Items from a data source —
--- Start ---
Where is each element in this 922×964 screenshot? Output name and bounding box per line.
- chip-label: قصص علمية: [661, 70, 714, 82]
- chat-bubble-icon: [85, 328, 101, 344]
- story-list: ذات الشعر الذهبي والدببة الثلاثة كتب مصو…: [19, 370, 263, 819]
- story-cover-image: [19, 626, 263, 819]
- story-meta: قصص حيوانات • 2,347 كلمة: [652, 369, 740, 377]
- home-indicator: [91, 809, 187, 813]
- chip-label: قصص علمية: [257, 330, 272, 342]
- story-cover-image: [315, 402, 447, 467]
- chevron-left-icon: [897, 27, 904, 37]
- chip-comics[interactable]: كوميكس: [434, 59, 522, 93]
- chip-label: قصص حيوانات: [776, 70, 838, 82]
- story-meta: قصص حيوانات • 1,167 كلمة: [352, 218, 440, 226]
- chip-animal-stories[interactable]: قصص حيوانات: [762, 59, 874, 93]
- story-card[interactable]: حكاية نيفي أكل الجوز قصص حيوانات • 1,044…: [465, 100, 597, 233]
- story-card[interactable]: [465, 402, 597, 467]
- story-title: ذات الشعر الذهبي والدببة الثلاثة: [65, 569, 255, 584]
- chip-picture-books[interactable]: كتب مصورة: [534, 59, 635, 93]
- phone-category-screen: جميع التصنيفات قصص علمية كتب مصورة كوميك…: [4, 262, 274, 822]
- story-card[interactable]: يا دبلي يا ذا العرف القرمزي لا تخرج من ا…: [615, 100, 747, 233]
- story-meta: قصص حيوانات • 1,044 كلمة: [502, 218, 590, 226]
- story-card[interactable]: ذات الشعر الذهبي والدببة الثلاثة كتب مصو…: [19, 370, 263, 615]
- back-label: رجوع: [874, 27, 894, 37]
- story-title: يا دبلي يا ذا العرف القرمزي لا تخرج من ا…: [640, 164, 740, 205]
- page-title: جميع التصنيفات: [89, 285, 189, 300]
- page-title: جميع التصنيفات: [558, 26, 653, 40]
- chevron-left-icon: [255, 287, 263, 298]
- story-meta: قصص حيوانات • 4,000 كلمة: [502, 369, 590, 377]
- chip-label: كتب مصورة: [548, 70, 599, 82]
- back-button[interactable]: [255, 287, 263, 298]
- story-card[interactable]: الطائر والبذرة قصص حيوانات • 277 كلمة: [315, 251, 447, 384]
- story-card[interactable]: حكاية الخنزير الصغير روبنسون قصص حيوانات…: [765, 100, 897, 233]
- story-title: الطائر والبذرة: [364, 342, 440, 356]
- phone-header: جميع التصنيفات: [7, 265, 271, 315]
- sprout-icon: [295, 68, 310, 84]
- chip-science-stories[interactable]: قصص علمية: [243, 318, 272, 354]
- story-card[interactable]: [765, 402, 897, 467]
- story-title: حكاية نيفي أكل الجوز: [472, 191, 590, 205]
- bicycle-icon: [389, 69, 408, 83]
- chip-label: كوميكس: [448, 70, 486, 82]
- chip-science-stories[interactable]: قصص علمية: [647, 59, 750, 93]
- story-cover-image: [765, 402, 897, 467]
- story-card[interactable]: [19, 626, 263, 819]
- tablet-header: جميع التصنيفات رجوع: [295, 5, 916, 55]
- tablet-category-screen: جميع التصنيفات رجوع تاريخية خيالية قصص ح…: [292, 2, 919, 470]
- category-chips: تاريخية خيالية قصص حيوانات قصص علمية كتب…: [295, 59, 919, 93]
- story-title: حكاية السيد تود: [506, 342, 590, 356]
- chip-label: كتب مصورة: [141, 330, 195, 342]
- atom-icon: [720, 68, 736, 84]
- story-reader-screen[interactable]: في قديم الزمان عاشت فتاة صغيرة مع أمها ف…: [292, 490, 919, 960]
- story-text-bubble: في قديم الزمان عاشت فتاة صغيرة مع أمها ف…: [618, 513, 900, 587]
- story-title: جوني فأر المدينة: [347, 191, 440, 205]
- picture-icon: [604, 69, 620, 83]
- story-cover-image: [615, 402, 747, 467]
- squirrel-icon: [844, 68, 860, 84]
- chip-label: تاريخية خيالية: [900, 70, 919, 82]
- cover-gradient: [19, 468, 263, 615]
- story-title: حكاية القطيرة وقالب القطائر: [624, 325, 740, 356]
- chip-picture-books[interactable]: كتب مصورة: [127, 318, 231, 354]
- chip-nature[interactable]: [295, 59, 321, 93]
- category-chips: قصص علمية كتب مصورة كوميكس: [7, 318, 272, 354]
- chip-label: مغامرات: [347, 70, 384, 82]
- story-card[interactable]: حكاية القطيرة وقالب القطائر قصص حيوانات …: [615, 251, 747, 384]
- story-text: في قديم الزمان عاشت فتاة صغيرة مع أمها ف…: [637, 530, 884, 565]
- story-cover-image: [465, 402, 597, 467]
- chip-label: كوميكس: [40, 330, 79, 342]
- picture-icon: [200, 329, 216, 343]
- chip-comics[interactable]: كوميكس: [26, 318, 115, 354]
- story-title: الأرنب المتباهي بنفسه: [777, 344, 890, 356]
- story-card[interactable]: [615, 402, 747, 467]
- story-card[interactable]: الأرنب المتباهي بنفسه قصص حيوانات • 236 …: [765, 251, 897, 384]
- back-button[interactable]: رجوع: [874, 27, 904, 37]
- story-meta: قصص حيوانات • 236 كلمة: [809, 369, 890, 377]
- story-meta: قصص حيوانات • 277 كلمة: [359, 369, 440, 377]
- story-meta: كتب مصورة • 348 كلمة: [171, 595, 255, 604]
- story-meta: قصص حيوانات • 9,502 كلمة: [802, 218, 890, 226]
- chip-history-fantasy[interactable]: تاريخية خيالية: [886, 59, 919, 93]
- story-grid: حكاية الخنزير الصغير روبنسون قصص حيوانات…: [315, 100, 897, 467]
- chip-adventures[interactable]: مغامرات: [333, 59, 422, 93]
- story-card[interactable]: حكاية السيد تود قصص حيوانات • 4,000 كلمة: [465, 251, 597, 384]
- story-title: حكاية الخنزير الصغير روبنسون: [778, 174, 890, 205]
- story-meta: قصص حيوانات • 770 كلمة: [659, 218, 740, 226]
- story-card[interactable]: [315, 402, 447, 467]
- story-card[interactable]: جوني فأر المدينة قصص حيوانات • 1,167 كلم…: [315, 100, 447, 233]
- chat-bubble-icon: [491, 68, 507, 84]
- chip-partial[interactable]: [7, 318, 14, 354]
--- End ---
Can you reproduce every line of the material above verbatim, character for character?

Complete response —
Where is each element in this 922×964 screenshot? Output name and bounding box per line.
- chip-label: قصص علمية: [661, 70, 714, 82]
- chat-bubble-icon: [85, 328, 101, 344]
- story-list: ذات الشعر الذهبي والدببة الثلاثة كتب مصو…: [19, 370, 263, 819]
- story-cover-image: [19, 626, 263, 819]
- story-meta: قصص حيوانات • 2,347 كلمة: [652, 369, 740, 377]
- home-indicator: [91, 809, 187, 813]
- chip-label: قصص علمية: [257, 330, 272, 342]
- story-cover-image: [315, 402, 447, 467]
- chevron-left-icon: [897, 27, 904, 37]
- chip-comics[interactable]: كوميكس: [434, 59, 522, 93]
- chip-label: قصص حيوانات: [776, 70, 838, 82]
- story-meta: قصص حيوانات • 1,167 كلمة: [352, 218, 440, 226]
- chip-animal-stories[interactable]: قصص حيوانات: [762, 59, 874, 93]
- story-card[interactable]: حكاية نيفي أكل الجوز قصص حيوانات • 1,044…: [465, 100, 597, 233]
- story-card[interactable]: [465, 402, 597, 467]
- story-title: ذات الشعر الذهبي والدببة الثلاثة: [65, 569, 255, 584]
- chip-picture-books[interactable]: كتب مصورة: [534, 59, 635, 93]
- phone-category-screen: جميع التصنيفات قصص علمية كتب مصورة كوميك…: [4, 262, 274, 822]
- story-card[interactable]: يا دبلي يا ذا العرف القرمزي لا تخرج من ا…: [615, 100, 747, 233]
- story-meta: قصص حيوانات • 1,044 كلمة: [502, 218, 590, 226]
- story-card[interactable]: ذات الشعر الذهبي والدببة الثلاثة كتب مصو…: [19, 370, 263, 615]
- back-label: رجوع: [874, 27, 894, 37]
- story-title: يا دبلي يا ذا العرف القرمزي لا تخرج من ا…: [640, 164, 740, 205]
- page-title: جميع التصنيفات: [89, 285, 189, 300]
- page-title: جميع التصنيفات: [558, 26, 653, 40]
- chevron-left-icon: [255, 287, 263, 298]
- story-meta: قصص حيوانات • 4,000 كلمة: [502, 369, 590, 377]
- chip-label: كتب مصورة: [548, 70, 599, 82]
- back-button[interactable]: [255, 287, 263, 298]
- story-card[interactable]: الطائر والبذرة قصص حيوانات • 277 كلمة: [315, 251, 447, 384]
- story-card[interactable]: حكاية الخنزير الصغير روبنسون قصص حيوانات…: [765, 100, 897, 233]
- story-title: الطائر والبذرة: [364, 342, 440, 356]
- phone-header: جميع التصنيفات: [7, 265, 271, 315]
- sprout-icon: [295, 68, 310, 84]
- chip-science-stories[interactable]: قصص علمية: [243, 318, 272, 354]
- story-card[interactable]: [765, 402, 897, 467]
- story-title: حكاية نيفي أكل الجوز: [472, 191, 590, 205]
- bicycle-icon: [389, 69, 408, 83]
- chip-label: كوميكس: [448, 70, 486, 82]
- chip-science-stories[interactable]: قصص علمية: [647, 59, 750, 93]
- story-cover-image: [765, 402, 897, 467]
- story-card[interactable]: [19, 626, 263, 819]
- tablet-header: جميع التصنيفات رجوع: [295, 5, 916, 55]
- tablet-category-screen: جميع التصنيفات رجوع تاريخية خيالية قصص ح…: [292, 2, 919, 470]
- category-chips: تاريخية خيالية قصص حيوانات قصص علمية كتب…: [295, 59, 919, 93]
- story-title: حكاية السيد تود: [506, 342, 590, 356]
- chip-label: كتب مصورة: [141, 330, 195, 342]
- atom-icon: [720, 68, 736, 84]
- story-reader-screen[interactable]: في قديم الزمان عاشت فتاة صغيرة مع أمها ف…: [292, 490, 919, 960]
- story-text-bubble: في قديم الزمان عاشت فتاة صغيرة مع أمها ف…: [618, 513, 900, 587]
- story-title: جوني فأر المدينة: [347, 191, 440, 205]
- picture-icon: [604, 69, 620, 83]
- story-cover-image: [615, 402, 747, 467]
- squirrel-icon: [844, 68, 860, 84]
- chip-label: تاريخية خيالية: [900, 70, 919, 82]
- cover-gradient: [19, 468, 263, 615]
- story-title: حكاية القطيرة وقالب القطائر: [624, 325, 740, 356]
- chip-picture-books[interactable]: كتب مصورة: [127, 318, 231, 354]
- chip-nature[interactable]: [295, 59, 321, 93]
- category-chips: قصص علمية كتب مصورة كوميكس: [7, 318, 272, 354]
- chip-label: مغامرات: [347, 70, 384, 82]
- story-card[interactable]: حكاية القطيرة وقالب القطائر قصص حيوانات …: [615, 251, 747, 384]
- story-text: في قديم الزمان عاشت فتاة صغيرة مع أمها ف…: [637, 530, 884, 565]
- story-cover-image: [465, 402, 597, 467]
- chip-label: كوميكس: [40, 330, 79, 342]
- picture-icon: [200, 329, 216, 343]
- chip-comics[interactable]: كوميكس: [26, 318, 115, 354]
- story-title: الأرنب المتباهي بنفسه: [777, 344, 890, 356]
- story-card[interactable]: [615, 402, 747, 467]
- story-card[interactable]: الأرنب المتباهي بنفسه قصص حيوانات • 236 …: [765, 251, 897, 384]
- back-button[interactable]: رجوع: [874, 27, 904, 37]
- story-meta: قصص حيوانات • 236 كلمة: [809, 369, 890, 377]
- story-meta: قصص حيوانات • 277 كلمة: [359, 369, 440, 377]
- story-meta: كتب مصورة • 348 كلمة: [171, 595, 255, 604]
- story-meta: قصص حيوانات • 9,502 كلمة: [802, 218, 890, 226]
- chip-history-fantasy[interactable]: تاريخية خيالية: [886, 59, 919, 93]
- story-grid: حكاية الخنزير الصغير روبنسون قصص حيوانات…: [315, 100, 897, 467]
- chip-adventures[interactable]: مغامرات: [333, 59, 422, 93]
- story-card[interactable]: حكاية السيد تود قصص حيوانات • 4,000 كلمة: [465, 251, 597, 384]
- story-title: حكاية الخنزير الصغير روبنسون: [778, 174, 890, 205]
- story-meta: قصص حيوانات • 770 كلمة: [659, 218, 740, 226]
- story-card[interactable]: [315, 402, 447, 467]
- story-card[interactable]: جوني فأر المدينة قصص حيوانات • 1,167 كلم…: [315, 100, 447, 233]
- chat-bubble-icon: [491, 68, 507, 84]
- chip-partial[interactable]: [7, 318, 14, 354]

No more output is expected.